• Given problem: Where a line in the listing contains the string "highlight", copy that line out.

• Task material:
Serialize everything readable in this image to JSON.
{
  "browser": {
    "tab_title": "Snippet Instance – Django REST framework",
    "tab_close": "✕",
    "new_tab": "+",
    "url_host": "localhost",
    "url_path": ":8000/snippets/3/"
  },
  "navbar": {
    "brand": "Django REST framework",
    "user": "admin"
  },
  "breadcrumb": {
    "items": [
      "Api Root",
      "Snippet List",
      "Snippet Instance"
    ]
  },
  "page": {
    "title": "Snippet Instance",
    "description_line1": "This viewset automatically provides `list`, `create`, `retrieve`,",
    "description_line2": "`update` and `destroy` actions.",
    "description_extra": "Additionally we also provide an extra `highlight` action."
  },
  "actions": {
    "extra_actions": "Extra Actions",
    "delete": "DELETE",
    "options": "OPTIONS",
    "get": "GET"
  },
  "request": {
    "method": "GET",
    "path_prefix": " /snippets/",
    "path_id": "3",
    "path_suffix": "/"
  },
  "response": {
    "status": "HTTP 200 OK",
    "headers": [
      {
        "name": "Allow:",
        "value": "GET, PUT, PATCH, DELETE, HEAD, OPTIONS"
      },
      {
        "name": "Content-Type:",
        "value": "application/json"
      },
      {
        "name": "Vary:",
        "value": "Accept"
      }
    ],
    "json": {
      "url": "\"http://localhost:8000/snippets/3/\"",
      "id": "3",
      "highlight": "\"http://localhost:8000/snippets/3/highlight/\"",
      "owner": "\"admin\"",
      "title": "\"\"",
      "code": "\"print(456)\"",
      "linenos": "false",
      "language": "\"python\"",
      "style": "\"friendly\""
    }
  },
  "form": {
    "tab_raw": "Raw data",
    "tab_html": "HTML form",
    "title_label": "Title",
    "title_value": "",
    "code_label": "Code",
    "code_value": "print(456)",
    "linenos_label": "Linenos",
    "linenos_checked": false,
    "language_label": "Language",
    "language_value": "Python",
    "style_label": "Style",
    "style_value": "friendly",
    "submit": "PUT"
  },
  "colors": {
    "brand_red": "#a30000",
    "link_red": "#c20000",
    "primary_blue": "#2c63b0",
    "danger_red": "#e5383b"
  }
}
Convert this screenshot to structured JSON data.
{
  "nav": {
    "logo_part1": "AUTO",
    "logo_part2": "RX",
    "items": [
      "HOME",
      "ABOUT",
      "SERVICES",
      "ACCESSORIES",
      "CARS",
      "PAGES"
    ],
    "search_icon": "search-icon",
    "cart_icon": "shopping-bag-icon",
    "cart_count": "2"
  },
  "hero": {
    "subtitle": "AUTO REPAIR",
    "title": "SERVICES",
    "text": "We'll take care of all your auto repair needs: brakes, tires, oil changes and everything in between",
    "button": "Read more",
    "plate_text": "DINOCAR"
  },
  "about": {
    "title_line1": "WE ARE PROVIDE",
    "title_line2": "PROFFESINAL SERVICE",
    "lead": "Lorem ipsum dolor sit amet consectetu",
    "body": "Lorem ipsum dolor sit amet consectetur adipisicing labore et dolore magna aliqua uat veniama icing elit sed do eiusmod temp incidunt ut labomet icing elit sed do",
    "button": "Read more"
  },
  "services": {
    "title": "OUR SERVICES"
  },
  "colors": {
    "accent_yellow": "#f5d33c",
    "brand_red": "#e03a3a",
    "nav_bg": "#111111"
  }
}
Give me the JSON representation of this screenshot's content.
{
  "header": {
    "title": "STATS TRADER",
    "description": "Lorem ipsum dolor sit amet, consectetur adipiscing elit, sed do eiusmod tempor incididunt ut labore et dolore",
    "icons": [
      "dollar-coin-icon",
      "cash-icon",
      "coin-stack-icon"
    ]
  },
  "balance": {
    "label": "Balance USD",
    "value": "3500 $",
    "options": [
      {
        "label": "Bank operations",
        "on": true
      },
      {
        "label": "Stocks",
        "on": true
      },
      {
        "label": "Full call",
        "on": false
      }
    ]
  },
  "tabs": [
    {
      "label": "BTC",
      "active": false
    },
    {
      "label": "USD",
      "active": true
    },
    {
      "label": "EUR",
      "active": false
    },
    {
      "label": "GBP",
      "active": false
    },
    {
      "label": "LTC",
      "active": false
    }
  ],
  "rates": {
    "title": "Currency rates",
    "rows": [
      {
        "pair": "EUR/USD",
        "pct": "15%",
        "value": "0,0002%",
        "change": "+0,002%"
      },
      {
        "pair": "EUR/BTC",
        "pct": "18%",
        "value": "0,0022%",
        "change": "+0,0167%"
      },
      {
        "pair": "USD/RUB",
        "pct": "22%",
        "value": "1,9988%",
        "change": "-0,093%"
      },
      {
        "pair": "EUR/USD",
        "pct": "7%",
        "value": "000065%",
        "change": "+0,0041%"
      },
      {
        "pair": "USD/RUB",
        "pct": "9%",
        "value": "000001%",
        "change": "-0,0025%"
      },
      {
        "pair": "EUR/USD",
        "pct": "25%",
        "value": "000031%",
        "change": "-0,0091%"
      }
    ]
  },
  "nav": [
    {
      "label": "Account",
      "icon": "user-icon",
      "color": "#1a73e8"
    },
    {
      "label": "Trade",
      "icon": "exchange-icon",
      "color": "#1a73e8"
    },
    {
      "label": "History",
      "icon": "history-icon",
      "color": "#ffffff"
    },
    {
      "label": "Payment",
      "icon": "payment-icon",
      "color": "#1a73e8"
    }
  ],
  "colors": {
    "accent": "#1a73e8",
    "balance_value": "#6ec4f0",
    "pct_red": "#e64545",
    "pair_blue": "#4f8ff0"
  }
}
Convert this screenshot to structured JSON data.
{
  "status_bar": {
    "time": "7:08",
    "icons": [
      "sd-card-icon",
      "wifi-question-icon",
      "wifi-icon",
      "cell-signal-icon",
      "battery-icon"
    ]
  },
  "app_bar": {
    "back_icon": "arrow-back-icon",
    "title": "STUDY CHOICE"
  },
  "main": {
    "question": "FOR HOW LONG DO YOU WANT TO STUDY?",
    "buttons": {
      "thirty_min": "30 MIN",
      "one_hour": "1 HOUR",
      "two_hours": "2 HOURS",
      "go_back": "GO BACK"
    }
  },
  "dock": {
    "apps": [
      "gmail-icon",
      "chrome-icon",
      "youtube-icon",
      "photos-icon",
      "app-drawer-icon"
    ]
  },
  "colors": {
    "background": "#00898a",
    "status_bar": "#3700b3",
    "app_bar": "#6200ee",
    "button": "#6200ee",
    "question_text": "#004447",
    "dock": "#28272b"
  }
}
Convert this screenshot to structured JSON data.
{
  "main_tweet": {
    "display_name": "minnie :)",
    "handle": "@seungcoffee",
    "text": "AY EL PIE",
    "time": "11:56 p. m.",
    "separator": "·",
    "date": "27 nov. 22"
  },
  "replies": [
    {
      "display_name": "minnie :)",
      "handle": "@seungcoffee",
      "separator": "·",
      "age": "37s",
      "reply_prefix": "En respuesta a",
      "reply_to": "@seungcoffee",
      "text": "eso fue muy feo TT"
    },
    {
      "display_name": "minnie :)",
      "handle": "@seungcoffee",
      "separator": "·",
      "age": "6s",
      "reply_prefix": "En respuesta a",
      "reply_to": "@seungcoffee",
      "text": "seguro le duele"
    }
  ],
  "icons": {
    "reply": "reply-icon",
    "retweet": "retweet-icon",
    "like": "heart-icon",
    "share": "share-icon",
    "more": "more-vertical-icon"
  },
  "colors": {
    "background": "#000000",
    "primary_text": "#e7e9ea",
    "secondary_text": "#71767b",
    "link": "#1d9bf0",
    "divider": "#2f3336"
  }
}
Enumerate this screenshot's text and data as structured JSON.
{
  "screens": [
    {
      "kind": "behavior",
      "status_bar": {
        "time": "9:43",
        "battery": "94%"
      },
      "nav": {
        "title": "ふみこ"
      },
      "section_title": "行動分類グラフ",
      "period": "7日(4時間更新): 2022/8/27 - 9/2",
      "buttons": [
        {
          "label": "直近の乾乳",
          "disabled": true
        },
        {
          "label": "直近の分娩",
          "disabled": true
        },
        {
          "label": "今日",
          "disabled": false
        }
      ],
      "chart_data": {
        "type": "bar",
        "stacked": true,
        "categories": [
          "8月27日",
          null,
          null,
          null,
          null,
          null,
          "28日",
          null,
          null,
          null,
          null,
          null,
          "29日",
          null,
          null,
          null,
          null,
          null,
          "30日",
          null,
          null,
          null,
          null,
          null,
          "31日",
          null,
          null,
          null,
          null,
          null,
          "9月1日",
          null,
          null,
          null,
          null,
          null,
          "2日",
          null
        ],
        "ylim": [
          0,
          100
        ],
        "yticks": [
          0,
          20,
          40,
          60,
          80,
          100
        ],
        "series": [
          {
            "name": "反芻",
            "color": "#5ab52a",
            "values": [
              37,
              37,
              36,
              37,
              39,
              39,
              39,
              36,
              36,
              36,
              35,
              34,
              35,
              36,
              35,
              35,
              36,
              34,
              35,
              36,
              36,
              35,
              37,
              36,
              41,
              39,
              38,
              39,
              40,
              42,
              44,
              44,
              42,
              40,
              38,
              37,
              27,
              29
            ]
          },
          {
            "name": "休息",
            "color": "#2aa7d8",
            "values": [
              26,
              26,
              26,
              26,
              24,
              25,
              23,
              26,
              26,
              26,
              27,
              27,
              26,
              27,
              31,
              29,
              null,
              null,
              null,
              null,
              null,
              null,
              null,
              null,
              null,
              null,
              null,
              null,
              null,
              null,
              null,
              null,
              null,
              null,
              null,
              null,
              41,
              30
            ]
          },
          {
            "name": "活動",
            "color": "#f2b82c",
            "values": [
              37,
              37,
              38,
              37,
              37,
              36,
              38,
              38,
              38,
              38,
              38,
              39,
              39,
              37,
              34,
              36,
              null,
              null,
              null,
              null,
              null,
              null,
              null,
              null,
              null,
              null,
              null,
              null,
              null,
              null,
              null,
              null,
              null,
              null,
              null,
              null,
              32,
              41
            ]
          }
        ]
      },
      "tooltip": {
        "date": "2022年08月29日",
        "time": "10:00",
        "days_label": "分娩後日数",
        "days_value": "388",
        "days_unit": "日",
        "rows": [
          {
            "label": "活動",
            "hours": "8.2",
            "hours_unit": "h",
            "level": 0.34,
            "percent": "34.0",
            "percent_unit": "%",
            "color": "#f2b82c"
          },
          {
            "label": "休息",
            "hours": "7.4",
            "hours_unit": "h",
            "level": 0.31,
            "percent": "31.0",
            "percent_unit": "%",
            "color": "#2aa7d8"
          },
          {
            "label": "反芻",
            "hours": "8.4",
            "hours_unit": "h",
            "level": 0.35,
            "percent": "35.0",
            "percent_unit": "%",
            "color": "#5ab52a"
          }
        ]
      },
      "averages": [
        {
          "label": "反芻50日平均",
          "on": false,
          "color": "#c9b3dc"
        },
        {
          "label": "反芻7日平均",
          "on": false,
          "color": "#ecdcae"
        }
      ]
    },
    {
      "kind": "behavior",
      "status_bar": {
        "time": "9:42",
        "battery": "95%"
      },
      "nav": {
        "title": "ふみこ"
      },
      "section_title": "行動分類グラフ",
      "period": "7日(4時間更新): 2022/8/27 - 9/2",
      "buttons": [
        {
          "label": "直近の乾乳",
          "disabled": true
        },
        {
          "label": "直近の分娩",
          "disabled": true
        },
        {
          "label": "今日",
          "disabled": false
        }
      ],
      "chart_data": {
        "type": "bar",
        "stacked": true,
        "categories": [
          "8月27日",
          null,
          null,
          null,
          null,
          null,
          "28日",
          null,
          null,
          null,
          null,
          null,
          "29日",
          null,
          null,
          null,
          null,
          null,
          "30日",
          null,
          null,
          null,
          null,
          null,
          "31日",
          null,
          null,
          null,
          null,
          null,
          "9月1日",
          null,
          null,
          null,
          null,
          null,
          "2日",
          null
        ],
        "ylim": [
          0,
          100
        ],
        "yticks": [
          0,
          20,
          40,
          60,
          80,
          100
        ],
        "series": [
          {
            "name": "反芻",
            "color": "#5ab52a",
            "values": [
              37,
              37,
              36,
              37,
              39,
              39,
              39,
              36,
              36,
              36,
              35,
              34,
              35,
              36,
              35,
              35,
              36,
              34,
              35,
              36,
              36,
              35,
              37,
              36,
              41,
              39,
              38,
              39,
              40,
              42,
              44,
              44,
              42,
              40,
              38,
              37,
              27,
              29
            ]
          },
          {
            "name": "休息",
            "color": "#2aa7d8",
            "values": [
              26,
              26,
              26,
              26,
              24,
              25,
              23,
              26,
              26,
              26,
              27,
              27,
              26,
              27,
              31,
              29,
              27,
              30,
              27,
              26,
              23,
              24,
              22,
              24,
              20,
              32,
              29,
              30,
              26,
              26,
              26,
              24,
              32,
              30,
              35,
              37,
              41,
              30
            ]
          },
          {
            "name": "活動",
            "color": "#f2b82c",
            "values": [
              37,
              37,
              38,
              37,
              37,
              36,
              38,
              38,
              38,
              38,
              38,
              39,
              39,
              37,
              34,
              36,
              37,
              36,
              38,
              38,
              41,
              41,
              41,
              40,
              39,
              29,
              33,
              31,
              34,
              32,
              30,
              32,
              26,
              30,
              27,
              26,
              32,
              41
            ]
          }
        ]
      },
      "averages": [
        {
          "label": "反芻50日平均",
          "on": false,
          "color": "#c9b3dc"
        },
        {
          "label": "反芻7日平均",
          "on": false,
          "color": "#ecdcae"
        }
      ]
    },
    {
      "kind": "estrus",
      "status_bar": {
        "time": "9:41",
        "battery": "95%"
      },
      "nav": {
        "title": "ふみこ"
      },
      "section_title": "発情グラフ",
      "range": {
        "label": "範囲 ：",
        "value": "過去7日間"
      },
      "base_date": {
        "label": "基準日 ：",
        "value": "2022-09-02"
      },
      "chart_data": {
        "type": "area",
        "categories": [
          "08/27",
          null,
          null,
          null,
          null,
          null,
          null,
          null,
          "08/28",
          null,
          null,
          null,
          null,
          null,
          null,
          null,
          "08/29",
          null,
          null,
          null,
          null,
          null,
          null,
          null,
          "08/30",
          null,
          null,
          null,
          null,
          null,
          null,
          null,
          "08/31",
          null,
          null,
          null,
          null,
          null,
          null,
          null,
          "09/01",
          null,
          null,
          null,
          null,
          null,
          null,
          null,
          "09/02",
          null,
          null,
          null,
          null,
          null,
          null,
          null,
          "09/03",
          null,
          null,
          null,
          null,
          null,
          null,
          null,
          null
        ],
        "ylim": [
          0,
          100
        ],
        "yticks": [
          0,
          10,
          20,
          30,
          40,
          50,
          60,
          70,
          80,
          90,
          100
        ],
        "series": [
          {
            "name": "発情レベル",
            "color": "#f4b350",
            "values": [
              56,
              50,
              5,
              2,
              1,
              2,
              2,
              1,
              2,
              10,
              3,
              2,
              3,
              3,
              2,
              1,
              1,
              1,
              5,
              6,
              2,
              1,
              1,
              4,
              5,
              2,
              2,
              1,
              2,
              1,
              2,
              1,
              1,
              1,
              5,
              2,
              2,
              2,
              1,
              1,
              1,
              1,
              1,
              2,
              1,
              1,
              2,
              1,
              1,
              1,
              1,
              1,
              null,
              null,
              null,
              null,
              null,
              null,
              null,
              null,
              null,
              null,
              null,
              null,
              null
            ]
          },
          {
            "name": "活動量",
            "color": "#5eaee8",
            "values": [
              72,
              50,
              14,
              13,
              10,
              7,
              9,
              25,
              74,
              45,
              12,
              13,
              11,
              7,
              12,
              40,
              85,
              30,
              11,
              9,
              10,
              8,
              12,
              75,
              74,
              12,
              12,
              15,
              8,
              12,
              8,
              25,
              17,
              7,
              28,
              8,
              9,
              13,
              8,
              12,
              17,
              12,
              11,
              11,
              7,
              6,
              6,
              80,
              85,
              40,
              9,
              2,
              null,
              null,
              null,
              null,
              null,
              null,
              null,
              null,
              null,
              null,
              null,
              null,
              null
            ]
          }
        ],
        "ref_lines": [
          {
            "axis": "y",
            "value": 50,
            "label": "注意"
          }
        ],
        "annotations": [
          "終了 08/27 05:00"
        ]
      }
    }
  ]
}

• Exercise answer:
    "description_extra": "Additionally we also provide an extra `highlight` action."
      "highlight": "\"http://localhost:8000/snippets/3/highlight/\"",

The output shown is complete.